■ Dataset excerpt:
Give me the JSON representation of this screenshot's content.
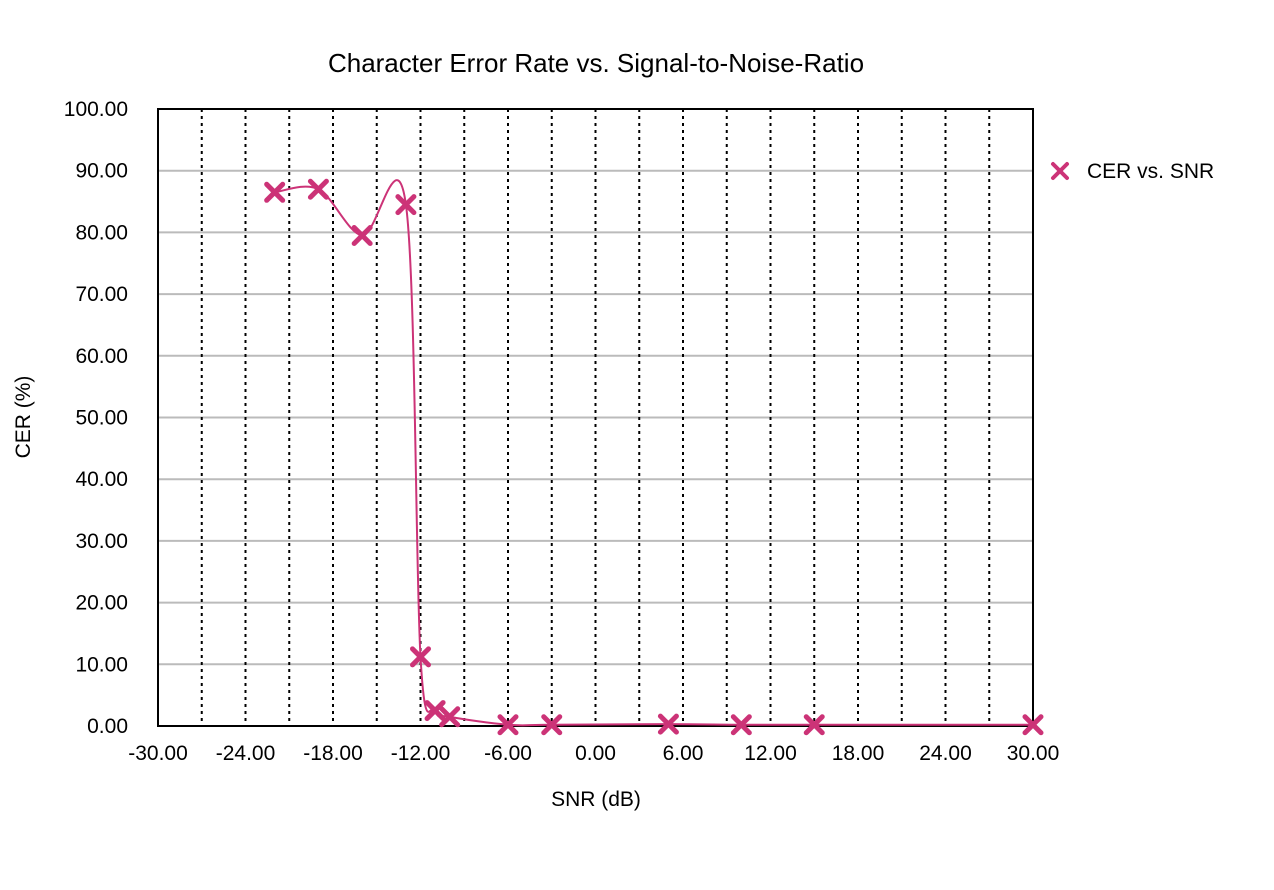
{
  "chart_data": {
    "type": "line",
    "title": "Character Error Rate vs. Signal-to-Noise-Ratio",
    "xlabel": "SNR (dB)",
    "ylabel": "CER (%)",
    "xlim": [
      -30,
      30
    ],
    "ylim": [
      0,
      100
    ],
    "x_ticks": [
      "-30.00",
      "-24.00",
      "-18.00",
      "-12.00",
      "-6.00",
      "0.00",
      "6.00",
      "12.00",
      "18.00",
      "24.00",
      "30.00"
    ],
    "y_ticks": [
      "0.00",
      "10.00",
      "20.00",
      "30.00",
      "40.00",
      "50.00",
      "60.00",
      "70.00",
      "80.00",
      "90.00",
      "100.00"
    ],
    "grid": {
      "horizontal": "solid",
      "vertical": "dotted"
    },
    "legend": "right",
    "series": [
      {
        "name": "CER vs. SNR",
        "color": "#cc3377",
        "marker": "x",
        "x": [
          -22,
          -19,
          -16,
          -13,
          -12,
          -11,
          -10,
          -6,
          -3,
          5,
          10,
          15,
          30
        ],
        "y": [
          86.5,
          87,
          79.5,
          84.5,
          11.2,
          2.5,
          1.5,
          0.2,
          0.2,
          0.3,
          0.2,
          0.2,
          0.2
        ]
      }
    ]
  }
}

■ Task objective: Return the entries unchanged, save for the pictures, which do not belong in the copy.

■ Solution to the exercise:
Give me the JSON representation of this screenshot's content.
{
  "chart_data": {
    "type": "line",
    "title": "Character Error Rate vs. Signal-to-Noise-Ratio",
    "xlabel": "SNR (dB)",
    "ylabel": "CER (%)",
    "xlim": [
      -30,
      30
    ],
    "ylim": [
      0,
      100
    ],
    "x_ticks": [
      "-30.00",
      "-24.00",
      "-18.00",
      "-12.00",
      "-6.00",
      "0.00",
      "6.00",
      "12.00",
      "18.00",
      "24.00",
      "30.00"
    ],
    "y_ticks": [
      "0.00",
      "10.00",
      "20.00",
      "30.00",
      "40.00",
      "50.00",
      "60.00",
      "70.00",
      "80.00",
      "90.00",
      "100.00"
    ],
    "grid": {
      "horizontal": "solid",
      "vertical": "dotted"
    },
    "legend": "right",
    "series": [
      {
        "name": "CER vs. SNR",
        "color": "#cc3377",
        "marker": "x",
        "x": [
          -22,
          -19,
          -16,
          -13,
          -12,
          -11,
          -10,
          -6,
          -3,
          5,
          10,
          15,
          30
        ],
        "y": [
          86.5,
          87,
          79.5,
          84.5,
          11.2,
          2.5,
          1.5,
          0.2,
          0.2,
          0.3,
          0.2,
          0.2,
          0.2
        ]
      }
    ]
  }
}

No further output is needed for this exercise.